── RECORDS PROVIDED

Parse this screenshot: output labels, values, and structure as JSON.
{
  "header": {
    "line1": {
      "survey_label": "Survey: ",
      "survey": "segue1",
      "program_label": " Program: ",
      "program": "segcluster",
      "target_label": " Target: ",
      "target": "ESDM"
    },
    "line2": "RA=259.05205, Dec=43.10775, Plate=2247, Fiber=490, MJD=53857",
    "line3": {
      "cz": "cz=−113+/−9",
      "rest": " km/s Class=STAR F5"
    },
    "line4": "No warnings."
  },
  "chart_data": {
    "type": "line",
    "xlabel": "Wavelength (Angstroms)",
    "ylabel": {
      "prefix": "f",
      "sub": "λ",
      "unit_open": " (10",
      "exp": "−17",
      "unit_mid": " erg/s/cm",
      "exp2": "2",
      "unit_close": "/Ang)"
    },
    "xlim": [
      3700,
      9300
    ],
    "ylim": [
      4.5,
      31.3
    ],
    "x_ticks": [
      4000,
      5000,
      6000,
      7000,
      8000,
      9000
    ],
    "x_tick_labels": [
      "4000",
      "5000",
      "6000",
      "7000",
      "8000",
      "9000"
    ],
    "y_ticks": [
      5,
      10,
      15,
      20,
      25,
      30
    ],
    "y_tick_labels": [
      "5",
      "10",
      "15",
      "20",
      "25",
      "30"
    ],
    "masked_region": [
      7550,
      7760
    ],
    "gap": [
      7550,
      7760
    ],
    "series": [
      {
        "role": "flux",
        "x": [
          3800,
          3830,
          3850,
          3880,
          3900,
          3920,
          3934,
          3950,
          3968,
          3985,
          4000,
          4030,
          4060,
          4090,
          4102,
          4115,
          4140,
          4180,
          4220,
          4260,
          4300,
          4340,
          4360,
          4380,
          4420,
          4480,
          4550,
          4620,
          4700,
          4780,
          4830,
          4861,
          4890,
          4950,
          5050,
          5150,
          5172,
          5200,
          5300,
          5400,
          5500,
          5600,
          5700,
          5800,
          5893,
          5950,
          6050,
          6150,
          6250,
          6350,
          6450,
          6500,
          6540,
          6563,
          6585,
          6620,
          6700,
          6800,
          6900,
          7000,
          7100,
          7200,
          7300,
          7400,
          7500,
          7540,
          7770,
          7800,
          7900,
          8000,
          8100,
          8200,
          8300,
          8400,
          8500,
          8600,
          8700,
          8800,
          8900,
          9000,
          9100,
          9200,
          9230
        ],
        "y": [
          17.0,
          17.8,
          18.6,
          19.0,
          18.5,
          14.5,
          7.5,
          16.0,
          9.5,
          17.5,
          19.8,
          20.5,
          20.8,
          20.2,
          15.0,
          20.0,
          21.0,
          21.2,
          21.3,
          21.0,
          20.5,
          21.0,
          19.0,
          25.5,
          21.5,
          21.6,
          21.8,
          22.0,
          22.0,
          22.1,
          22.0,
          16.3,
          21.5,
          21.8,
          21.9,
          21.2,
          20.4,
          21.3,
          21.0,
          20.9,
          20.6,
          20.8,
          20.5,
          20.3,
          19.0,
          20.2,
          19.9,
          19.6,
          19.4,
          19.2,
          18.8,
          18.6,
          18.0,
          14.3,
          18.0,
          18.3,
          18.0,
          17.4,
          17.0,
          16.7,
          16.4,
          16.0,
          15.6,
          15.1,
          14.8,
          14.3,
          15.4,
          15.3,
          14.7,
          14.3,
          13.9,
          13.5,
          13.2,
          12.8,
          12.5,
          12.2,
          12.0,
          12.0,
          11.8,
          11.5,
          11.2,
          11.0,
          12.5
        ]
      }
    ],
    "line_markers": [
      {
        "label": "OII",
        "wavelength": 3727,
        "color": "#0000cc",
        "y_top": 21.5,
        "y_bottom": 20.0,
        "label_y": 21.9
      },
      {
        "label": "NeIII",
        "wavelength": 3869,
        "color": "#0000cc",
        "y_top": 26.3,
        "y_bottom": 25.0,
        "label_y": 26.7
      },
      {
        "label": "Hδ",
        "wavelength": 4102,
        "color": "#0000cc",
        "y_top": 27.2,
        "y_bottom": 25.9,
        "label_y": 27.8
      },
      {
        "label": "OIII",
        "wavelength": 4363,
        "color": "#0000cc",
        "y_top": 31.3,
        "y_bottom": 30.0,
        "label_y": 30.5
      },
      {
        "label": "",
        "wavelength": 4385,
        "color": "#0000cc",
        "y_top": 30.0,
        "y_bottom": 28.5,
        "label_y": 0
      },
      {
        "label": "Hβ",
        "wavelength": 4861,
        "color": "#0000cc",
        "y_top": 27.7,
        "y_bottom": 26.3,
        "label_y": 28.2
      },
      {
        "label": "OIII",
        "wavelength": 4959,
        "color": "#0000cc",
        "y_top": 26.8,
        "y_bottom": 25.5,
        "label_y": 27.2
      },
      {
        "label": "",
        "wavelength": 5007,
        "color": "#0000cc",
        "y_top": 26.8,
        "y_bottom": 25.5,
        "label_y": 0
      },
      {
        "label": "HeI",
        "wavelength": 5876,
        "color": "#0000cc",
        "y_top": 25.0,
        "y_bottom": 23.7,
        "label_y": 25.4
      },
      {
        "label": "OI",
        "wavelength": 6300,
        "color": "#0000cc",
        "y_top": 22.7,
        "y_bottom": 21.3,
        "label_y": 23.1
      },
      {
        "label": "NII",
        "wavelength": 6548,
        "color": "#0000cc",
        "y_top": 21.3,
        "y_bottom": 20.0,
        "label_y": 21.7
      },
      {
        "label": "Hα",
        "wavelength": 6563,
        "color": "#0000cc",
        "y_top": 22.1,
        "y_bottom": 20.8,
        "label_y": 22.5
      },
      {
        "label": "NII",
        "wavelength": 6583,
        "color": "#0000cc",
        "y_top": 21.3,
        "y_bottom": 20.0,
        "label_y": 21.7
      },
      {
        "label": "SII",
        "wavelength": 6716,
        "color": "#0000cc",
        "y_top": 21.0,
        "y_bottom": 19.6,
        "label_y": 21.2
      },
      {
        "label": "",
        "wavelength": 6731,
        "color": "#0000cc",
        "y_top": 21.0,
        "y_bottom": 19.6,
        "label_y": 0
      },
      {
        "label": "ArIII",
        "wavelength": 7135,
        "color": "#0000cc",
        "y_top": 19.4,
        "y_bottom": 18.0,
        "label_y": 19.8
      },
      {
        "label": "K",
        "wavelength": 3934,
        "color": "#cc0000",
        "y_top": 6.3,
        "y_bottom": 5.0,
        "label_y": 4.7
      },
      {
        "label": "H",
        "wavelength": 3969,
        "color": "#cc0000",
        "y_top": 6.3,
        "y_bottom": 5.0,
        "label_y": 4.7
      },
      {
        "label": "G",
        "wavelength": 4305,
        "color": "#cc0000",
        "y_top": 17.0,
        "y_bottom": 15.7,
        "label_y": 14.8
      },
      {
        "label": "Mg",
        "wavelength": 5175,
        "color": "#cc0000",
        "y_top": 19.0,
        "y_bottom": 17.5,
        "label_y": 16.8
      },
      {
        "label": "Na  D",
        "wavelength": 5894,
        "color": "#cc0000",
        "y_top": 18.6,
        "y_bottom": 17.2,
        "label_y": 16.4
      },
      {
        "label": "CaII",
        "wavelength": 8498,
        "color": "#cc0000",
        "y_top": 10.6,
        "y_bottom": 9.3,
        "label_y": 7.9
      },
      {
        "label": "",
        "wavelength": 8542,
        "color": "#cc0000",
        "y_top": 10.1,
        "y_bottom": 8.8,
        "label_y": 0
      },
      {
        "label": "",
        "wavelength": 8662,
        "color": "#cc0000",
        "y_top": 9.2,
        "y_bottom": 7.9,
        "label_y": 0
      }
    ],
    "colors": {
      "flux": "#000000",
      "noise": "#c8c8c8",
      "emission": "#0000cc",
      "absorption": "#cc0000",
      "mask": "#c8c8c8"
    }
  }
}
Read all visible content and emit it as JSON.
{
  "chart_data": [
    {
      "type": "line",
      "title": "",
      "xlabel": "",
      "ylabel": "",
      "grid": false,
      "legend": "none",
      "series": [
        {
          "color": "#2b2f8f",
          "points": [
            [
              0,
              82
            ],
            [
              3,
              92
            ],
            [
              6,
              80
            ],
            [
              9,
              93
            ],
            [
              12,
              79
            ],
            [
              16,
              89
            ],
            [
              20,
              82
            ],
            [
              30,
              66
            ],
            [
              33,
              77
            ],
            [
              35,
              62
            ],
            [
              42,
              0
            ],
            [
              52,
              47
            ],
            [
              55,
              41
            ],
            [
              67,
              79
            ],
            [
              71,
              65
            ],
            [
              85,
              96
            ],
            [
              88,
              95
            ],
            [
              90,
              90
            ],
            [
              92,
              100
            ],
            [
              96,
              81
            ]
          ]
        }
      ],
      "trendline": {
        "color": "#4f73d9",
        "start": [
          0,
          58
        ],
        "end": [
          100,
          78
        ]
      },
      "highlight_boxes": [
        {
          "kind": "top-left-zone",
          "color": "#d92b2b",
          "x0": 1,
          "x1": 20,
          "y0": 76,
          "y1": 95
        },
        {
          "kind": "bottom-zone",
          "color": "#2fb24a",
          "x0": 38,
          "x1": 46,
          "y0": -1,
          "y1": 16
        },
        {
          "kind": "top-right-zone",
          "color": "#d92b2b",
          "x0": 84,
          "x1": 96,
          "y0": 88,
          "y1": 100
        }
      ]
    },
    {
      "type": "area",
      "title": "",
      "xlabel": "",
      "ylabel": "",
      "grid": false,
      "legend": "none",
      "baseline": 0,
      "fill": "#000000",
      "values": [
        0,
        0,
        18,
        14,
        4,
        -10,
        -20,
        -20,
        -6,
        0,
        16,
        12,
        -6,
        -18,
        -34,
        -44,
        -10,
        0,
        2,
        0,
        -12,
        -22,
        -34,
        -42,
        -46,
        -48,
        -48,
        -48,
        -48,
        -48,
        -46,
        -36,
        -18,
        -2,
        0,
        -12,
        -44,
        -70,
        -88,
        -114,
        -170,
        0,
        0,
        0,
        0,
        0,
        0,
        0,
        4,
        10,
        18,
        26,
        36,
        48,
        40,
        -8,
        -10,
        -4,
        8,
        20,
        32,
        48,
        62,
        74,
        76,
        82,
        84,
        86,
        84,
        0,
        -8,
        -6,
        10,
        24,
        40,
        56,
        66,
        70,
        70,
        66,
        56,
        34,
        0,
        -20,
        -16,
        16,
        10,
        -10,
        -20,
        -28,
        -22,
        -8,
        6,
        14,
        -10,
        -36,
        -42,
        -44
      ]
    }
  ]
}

────

#### GIVEN REQUEST
From the listing, copy each line containing the word "JSON".

#### EXERCISE OUTPUT
Parse this screenshot: output labels, values, and structure as JSON.
Read all visible content and emit it as JSON.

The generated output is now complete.